THE PROBLEM - In the records below, find each line containing the word "title" and copy it.

═══ DATASET CONTENT ═══

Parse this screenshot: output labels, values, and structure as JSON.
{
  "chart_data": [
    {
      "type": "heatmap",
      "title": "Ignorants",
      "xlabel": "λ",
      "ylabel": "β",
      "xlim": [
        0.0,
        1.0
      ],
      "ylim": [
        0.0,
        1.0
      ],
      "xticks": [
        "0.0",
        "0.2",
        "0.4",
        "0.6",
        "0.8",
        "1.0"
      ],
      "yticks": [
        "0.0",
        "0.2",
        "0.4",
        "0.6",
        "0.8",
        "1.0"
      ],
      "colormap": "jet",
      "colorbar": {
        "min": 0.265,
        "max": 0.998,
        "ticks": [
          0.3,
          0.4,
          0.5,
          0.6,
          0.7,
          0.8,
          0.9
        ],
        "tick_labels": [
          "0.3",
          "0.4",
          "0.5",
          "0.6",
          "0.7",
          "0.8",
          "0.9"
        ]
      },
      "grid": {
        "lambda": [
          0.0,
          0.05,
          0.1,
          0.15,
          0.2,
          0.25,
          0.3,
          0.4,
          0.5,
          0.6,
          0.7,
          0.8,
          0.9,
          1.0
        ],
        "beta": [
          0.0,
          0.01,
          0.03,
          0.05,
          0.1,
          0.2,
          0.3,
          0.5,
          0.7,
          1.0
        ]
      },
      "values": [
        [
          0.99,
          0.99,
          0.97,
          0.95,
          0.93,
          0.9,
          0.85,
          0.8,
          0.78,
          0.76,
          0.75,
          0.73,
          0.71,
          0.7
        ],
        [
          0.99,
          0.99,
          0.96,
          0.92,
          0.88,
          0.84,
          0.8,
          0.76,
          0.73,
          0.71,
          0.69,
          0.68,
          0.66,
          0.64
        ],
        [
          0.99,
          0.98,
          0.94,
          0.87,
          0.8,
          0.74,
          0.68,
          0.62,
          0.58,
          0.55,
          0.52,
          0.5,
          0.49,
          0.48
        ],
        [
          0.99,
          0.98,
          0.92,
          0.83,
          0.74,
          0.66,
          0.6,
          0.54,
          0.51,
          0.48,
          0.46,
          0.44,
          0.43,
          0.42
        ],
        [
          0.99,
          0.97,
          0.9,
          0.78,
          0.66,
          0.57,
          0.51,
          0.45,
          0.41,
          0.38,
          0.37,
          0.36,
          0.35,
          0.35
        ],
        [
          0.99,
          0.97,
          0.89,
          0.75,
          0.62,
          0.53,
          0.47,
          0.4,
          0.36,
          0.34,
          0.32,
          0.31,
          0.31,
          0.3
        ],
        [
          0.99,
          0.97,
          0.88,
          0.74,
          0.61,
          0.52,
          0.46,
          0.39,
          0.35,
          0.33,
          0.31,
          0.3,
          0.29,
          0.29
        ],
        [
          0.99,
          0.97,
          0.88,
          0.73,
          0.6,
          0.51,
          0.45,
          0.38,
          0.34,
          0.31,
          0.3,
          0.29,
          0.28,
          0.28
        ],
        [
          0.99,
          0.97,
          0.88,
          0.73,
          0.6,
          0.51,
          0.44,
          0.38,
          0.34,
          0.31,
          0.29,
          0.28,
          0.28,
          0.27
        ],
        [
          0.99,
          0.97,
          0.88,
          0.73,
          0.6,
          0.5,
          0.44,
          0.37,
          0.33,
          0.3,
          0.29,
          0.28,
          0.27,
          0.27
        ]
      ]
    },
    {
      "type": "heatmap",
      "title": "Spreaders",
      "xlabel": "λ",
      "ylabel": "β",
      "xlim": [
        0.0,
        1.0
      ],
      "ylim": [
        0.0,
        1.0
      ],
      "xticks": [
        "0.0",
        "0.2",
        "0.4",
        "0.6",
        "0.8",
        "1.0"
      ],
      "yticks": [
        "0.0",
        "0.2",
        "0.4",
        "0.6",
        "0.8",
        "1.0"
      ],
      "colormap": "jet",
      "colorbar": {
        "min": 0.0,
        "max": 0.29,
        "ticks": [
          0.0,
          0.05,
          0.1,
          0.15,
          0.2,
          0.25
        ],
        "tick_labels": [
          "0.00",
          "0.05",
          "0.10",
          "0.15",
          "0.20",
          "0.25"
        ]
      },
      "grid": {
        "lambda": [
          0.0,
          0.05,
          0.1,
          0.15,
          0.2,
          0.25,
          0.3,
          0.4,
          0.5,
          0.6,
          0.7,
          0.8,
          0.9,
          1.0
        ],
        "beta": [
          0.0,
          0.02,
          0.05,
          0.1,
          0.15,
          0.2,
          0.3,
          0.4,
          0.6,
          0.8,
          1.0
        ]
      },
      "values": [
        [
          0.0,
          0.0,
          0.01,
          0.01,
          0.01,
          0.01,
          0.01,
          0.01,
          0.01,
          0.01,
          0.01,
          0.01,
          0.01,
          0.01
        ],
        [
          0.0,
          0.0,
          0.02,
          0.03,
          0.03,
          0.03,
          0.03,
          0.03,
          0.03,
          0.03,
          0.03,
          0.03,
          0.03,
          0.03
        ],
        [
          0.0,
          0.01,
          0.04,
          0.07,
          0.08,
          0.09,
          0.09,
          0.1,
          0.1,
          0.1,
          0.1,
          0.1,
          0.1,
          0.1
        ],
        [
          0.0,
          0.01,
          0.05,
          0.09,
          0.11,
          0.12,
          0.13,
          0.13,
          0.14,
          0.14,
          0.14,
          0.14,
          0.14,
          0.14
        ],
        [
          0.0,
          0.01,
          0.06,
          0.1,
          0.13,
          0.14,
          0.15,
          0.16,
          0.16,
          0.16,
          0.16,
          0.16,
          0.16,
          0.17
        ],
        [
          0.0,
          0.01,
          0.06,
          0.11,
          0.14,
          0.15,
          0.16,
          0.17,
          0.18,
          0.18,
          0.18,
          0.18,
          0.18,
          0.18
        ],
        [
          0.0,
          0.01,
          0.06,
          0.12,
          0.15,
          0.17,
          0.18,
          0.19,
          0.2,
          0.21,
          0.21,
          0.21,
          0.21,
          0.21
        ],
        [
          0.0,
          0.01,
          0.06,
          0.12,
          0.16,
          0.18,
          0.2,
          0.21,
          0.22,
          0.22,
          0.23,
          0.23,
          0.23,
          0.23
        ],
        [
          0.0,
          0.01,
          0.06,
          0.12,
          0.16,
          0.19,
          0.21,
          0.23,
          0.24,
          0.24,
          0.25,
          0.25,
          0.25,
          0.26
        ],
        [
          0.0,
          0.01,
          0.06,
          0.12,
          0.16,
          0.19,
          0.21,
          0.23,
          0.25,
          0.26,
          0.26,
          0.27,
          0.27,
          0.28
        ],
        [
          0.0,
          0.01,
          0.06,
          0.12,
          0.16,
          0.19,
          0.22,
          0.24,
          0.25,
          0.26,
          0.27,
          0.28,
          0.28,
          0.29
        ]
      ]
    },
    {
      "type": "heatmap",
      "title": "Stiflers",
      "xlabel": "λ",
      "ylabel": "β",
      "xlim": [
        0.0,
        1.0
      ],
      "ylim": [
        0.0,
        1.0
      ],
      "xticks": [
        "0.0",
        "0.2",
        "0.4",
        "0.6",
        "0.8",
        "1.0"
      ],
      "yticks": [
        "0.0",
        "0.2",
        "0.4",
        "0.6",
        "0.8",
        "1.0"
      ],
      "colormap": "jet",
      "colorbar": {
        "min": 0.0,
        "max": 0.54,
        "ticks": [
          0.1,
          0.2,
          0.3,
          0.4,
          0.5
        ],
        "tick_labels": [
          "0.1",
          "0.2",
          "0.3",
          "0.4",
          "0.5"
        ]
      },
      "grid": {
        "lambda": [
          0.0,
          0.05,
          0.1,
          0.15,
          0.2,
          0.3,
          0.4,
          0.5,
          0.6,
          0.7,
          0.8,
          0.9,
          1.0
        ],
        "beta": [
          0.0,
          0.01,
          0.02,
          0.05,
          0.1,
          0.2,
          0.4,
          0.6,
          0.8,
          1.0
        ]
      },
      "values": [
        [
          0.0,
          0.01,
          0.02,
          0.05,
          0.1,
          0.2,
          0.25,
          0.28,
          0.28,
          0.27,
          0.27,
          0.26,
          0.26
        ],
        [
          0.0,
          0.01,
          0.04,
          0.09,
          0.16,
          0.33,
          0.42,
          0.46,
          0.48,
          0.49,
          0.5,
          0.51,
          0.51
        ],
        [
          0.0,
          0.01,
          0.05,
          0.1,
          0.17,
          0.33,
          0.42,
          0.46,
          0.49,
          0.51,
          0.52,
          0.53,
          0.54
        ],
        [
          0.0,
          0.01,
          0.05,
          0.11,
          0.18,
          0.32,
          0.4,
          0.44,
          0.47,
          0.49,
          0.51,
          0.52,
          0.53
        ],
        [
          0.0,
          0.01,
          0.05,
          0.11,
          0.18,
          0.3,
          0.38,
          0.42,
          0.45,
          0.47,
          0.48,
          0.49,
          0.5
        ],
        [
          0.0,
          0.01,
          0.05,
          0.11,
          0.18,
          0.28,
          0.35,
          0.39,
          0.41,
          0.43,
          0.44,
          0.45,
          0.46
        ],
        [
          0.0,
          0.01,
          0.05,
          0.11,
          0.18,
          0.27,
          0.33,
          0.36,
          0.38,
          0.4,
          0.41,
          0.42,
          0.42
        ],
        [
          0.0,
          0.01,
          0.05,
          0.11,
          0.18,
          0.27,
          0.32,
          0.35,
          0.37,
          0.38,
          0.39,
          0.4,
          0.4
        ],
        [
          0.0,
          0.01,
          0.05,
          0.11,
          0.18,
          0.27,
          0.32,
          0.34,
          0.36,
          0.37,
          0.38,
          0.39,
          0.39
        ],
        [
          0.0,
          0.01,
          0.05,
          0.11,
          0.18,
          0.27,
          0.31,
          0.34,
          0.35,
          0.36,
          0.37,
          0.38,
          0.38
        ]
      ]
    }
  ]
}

═══

TASK ANSWER -
      "title": "Ignorants",
      "title": "Spreaders",
      "title": "Stiflers",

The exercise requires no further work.